▶ **Problem statement**
Below are some records. Pull every line that contains the word "function".

## start

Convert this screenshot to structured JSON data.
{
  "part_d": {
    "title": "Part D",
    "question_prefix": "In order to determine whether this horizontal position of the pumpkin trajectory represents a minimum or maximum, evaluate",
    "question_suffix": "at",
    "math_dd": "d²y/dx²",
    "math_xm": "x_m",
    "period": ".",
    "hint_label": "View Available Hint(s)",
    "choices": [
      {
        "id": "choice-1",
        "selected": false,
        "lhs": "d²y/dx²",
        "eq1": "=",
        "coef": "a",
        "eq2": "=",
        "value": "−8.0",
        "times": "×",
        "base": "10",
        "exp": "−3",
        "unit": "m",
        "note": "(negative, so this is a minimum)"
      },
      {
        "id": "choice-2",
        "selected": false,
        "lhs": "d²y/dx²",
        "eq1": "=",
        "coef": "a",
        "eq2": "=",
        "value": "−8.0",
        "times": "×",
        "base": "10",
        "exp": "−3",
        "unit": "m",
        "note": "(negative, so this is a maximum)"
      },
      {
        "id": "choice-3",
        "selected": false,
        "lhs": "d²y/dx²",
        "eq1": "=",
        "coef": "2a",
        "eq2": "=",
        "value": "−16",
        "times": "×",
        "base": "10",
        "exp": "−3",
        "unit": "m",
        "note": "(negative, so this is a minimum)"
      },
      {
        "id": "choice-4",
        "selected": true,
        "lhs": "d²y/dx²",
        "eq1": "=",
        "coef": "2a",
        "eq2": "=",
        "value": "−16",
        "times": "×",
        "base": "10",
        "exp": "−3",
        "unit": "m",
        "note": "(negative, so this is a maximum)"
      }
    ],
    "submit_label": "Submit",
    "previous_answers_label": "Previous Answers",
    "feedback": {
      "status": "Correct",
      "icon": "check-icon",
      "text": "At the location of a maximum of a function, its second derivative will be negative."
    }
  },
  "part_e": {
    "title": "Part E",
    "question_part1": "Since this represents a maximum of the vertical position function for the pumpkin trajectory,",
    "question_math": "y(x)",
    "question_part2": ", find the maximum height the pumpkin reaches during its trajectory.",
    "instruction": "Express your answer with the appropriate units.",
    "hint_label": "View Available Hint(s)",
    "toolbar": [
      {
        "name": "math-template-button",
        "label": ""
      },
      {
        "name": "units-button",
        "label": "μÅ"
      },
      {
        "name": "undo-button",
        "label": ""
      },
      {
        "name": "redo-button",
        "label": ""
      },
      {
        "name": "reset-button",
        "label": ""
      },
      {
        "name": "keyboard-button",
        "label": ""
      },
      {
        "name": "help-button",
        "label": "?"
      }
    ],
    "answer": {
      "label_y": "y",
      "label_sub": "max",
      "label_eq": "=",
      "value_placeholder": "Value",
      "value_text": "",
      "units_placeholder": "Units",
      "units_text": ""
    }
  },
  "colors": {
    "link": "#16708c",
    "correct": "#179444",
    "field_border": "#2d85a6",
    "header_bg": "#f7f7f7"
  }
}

## end

▶ **Result for this exercise**
      "text": "At the location of a maximum of a function, its second derivative will be negative."
    "question_part1": "Since this represents a maximum of the vertical position function for the pumpkin trajectory,",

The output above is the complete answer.